Problem description —
Copy the items below word for word, starting with the first item and ending with the one that contains "legend-label: Venku: [668, 854, 702, 867]", both included.

Data for this task —

◆ ◆ ◆ ◆ ◆

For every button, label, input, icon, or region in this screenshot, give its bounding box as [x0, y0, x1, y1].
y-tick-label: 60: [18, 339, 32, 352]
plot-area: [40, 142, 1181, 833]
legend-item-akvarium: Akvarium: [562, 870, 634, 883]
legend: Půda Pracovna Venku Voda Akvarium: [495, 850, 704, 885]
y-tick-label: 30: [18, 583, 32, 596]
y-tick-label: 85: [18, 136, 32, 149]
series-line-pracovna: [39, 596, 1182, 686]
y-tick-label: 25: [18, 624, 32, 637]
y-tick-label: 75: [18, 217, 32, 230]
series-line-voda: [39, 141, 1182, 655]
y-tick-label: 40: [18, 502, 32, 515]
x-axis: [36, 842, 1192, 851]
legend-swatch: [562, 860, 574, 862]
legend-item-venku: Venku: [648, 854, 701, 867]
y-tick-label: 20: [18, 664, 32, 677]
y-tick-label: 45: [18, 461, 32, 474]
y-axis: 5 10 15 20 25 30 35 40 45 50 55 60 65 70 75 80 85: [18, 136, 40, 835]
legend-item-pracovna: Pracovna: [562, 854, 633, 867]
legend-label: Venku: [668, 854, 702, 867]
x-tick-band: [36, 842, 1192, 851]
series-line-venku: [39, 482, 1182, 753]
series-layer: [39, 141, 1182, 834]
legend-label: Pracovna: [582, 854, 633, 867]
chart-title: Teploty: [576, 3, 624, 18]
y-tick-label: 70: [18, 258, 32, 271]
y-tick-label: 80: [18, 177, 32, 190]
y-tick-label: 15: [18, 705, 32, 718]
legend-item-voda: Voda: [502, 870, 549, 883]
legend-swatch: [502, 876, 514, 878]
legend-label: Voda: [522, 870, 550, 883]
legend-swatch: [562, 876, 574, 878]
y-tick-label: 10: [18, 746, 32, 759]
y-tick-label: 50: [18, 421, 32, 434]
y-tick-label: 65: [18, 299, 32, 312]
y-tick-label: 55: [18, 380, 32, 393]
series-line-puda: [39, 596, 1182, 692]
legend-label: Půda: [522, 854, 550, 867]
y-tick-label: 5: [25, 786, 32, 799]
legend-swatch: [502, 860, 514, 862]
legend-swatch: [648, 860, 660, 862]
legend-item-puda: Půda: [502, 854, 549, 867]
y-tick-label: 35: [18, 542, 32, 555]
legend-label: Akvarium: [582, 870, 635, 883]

◆ ◆ ◆ ◆ ◆

Final answer —
For every button, label, input, icon, or region in this screenshot, give its bounding box as [x0, y0, x1, y1].
y-tick-label: 60: [18, 339, 32, 352]
plot-area: [40, 142, 1181, 833]
legend-item-akvarium: Akvarium: [562, 870, 634, 883]
legend: Půda Pracovna Venku Voda Akvarium: [495, 850, 704, 885]
y-tick-label: 30: [18, 583, 32, 596]
y-tick-label: 85: [18, 136, 32, 149]
series-line-pracovna: [39, 596, 1182, 686]
y-tick-label: 25: [18, 624, 32, 637]
y-tick-label: 75: [18, 217, 32, 230]
series-line-voda: [39, 141, 1182, 655]
y-tick-label: 40: [18, 502, 32, 515]
x-axis: [36, 842, 1192, 851]
legend-swatch: [562, 860, 574, 862]
legend-item-venku: Venku: [648, 854, 701, 867]
y-tick-label: 20: [18, 664, 32, 677]
y-tick-label: 45: [18, 461, 32, 474]
y-axis: 5 10 15 20 25 30 35 40 45 50 55 60 65 70 75 80 85: [18, 136, 40, 835]
legend-item-pracovna: Pracovna: [562, 854, 633, 867]
legend-label: Venku: [668, 854, 702, 867]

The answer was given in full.